— BEGIN Record excerpts —
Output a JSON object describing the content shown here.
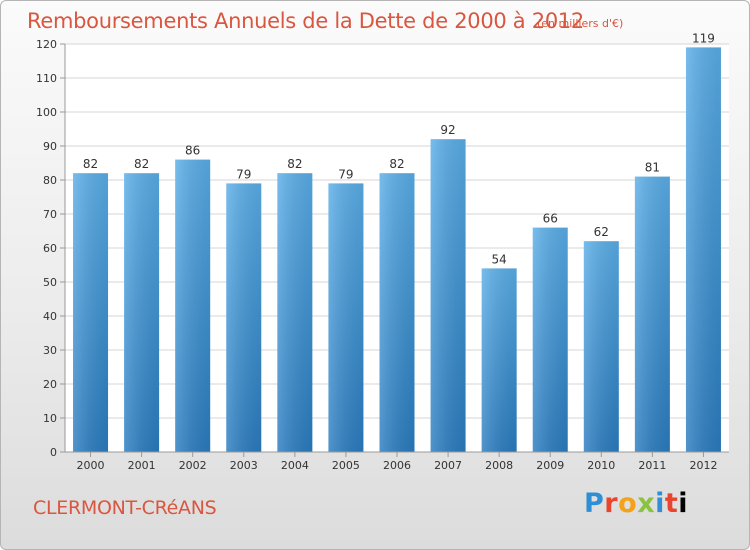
{
  "chart_data": {
    "type": "bar",
    "title": "Remboursements Annuels de la Dette de 2000 à 2012",
    "subtitle": "(en milliers d'€)",
    "categories": [
      "2000",
      "2001",
      "2002",
      "2003",
      "2004",
      "2005",
      "2006",
      "2007",
      "2008",
      "2009",
      "2010",
      "2011",
      "2012"
    ],
    "values": [
      82,
      82,
      86,
      79,
      82,
      79,
      82,
      92,
      54,
      66,
      62,
      81,
      119
    ],
    "ylim": [
      0,
      120
    ],
    "yticks": [
      0,
      10,
      20,
      30,
      40,
      50,
      60,
      70,
      80,
      90,
      100,
      110,
      120
    ],
    "grid": true,
    "bar_color": "#3d95db"
  },
  "footer": {
    "place": "CLERMONT-CRéANS",
    "logo": [
      "P",
      "r",
      "o",
      "x",
      "i",
      "t",
      "i"
    ]
  }
}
— END Record excerpts —
Exercise prompt
Write out the listing above exactly as it stands, pictures excluded.

Complete answer
Output a JSON object describing the content shown here.
{
  "chart_data": {
    "type": "bar",
    "title": "Remboursements Annuels de la Dette de 2000 à 2012",
    "subtitle": "(en milliers d'€)",
    "categories": [
      "2000",
      "2001",
      "2002",
      "2003",
      "2004",
      "2005",
      "2006",
      "2007",
      "2008",
      "2009",
      "2010",
      "2011",
      "2012"
    ],
    "values": [
      82,
      82,
      86,
      79,
      82,
      79,
      82,
      92,
      54,
      66,
      62,
      81,
      119
    ],
    "ylim": [
      0,
      120
    ],
    "yticks": [
      0,
      10,
      20,
      30,
      40,
      50,
      60,
      70,
      80,
      90,
      100,
      110,
      120
    ],
    "grid": true,
    "bar_color": "#3d95db"
  },
  "footer": {
    "place": "CLERMONT-CRéANS",
    "logo": [
      "P",
      "r",
      "o",
      "x",
      "i",
      "t",
      "i"
    ]
  }
}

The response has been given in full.